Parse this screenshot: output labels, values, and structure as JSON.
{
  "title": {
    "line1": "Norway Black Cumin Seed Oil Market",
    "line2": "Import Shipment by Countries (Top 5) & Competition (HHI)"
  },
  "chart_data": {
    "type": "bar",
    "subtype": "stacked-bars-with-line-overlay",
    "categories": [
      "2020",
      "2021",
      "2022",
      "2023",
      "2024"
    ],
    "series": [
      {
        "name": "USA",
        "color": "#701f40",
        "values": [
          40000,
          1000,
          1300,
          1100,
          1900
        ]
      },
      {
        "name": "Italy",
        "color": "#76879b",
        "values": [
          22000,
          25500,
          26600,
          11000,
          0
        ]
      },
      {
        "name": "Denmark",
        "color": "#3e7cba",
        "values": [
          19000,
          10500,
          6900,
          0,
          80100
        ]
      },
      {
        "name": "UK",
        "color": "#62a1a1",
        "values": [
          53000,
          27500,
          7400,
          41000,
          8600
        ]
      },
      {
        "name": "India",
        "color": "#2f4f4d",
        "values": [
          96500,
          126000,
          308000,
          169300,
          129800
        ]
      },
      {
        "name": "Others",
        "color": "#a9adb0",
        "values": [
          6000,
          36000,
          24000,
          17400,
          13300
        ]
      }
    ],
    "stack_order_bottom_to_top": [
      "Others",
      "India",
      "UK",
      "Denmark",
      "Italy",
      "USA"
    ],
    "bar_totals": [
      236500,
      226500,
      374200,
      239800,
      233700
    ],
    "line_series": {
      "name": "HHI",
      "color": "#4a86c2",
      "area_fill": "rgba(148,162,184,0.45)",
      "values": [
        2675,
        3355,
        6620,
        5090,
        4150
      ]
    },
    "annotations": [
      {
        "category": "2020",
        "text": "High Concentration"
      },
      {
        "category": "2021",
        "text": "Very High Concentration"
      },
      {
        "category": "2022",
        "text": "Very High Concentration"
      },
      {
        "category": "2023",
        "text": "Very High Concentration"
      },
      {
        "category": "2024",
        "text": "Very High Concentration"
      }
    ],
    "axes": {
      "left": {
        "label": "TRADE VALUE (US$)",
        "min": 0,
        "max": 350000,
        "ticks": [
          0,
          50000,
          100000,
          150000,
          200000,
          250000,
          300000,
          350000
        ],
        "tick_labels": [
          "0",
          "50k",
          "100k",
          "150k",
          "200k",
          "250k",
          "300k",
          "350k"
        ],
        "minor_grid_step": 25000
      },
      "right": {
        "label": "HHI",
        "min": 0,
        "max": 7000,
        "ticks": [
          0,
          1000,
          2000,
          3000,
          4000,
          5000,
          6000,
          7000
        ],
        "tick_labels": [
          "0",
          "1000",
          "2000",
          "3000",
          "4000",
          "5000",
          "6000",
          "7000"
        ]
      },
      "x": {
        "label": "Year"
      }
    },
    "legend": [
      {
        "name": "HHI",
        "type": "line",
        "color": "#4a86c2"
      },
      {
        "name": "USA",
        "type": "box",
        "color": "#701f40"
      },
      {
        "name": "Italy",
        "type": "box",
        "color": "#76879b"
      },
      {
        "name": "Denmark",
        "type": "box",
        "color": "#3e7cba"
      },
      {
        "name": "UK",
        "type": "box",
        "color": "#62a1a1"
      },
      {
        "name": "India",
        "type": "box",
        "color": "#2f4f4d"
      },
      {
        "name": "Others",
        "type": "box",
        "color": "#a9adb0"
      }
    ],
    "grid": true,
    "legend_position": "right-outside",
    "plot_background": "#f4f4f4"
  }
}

-=-=-

**Given exercise**
Go through the listing and print each line exactly as it appears.

**The result**
Parse this screenshot: output labels, values, and structure as JSON.
{
  "title": {
    "line1": "Norway Black Cumin Seed Oil Market",
    "line2": "Import Shipment by Countries (Top 5) & Competition (HHI)"
  },
  "chart_data": {
    "type": "bar",
    "subtype": "stacked-bars-with-line-overlay",
    "categories": [
      "2020",
      "2021",
      "2022",
      "2023",
      "2024"
    ],
    "series": [
      {
        "name": "USA",
        "color": "#701f40",
        "values": [
          40000,
          1000,
          1300,
          1100,
          1900
        ]
      },
      {
        "name": "Italy",
        "color": "#76879b",
        "values": [
          22000,
          25500,
          26600,
          11000,
          0
        ]
      },
      {
        "name": "Denmark",
        "color": "#3e7cba",
        "values": [
          19000,
          10500,
          6900,
          0,
          80100
        ]
      },
      {
        "name": "UK",
        "color": "#62a1a1",
        "values": [
          53000,
          27500,
          7400,
          41000,
          8600
        ]
      },
      {
        "name": "India",
        "color": "#2f4f4d",
        "values": [
          96500,
          126000,
          308000,
          169300,
          129800
        ]
      },
      {
        "name": "Others",
        "color": "#a9adb0",
        "values": [
          6000,
          36000,
          24000,
          17400,
          13300
        ]
      }
    ],
    "stack_order_bottom_to_top": [
      "Others",
      "India",
      "UK",
      "Denmark",
      "Italy",
      "USA"
    ],
    "bar_totals": [
      236500,
      226500,
      374200,
      239800,
      233700
    ],
    "line_series": {
      "name": "HHI",
      "color": "#4a86c2",
      "area_fill": "rgba(148,162,184,0.45)",
      "values": [
        2675,
        3355,
        6620,
        5090,
        4150
      ]
    },
    "annotations": [
      {
        "category": "2020",
        "text": "High Concentration"
      },
      {
        "category": "2021",
        "text": "Very High Concentration"
      },
      {
        "category": "2022",
        "text": "Very High Concentration"
      },
      {
        "category": "2023",
        "text": "Very High Concentration"
      },
      {
        "category": "2024",
        "text": "Very High Concentration"
      }
    ],
    "axes": {
      "left": {
        "label": "TRADE VALUE (US$)",
        "min": 0,
        "max": 350000,
        "ticks": [
          0,
          50000,
          100000,
          150000,
          200000,
          250000,
          300000,
          350000
        ],
        "tick_labels": [
          "0",
          "50k",
          "100k",
          "150k",
          "200k",
          "250k",
          "300k",
          "350k"
        ],
        "minor_grid_step": 25000
      },
      "right": {
        "label": "HHI",
        "min": 0,
        "max": 7000,
        "ticks": [
          0,
          1000,
          2000,
          3000,
          4000,
          5000,
          6000,
          7000
        ],
        "tick_labels": [
          "0",
          "1000",
          "2000",
          "3000",
          "4000",
          "5000",
          "6000",
          "7000"
        ]
      },
      "x": {
        "label": "Year"
      }
    },
    "legend": [
      {
        "name": "HHI",
        "type": "line",
        "color": "#4a86c2"
      },
      {
        "name": "USA",
        "type": "box",
        "color": "#701f40"
      },
      {
        "name": "Italy",
        "type": "box",
        "color": "#76879b"
      },
      {
        "name": "Denmark",
        "type": "box",
        "color": "#3e7cba"
      },
      {
        "name": "UK",
        "type": "box",
        "color": "#62a1a1"
      },
      {
        "name": "India",
        "type": "box",
        "color": "#2f4f4d"
      },
      {
        "name": "Others",
        "type": "box",
        "color": "#a9adb0"
      }
    ],
    "grid": true,
    "legend_position": "right-outside",
    "plot_background": "#f4f4f4"
  }
}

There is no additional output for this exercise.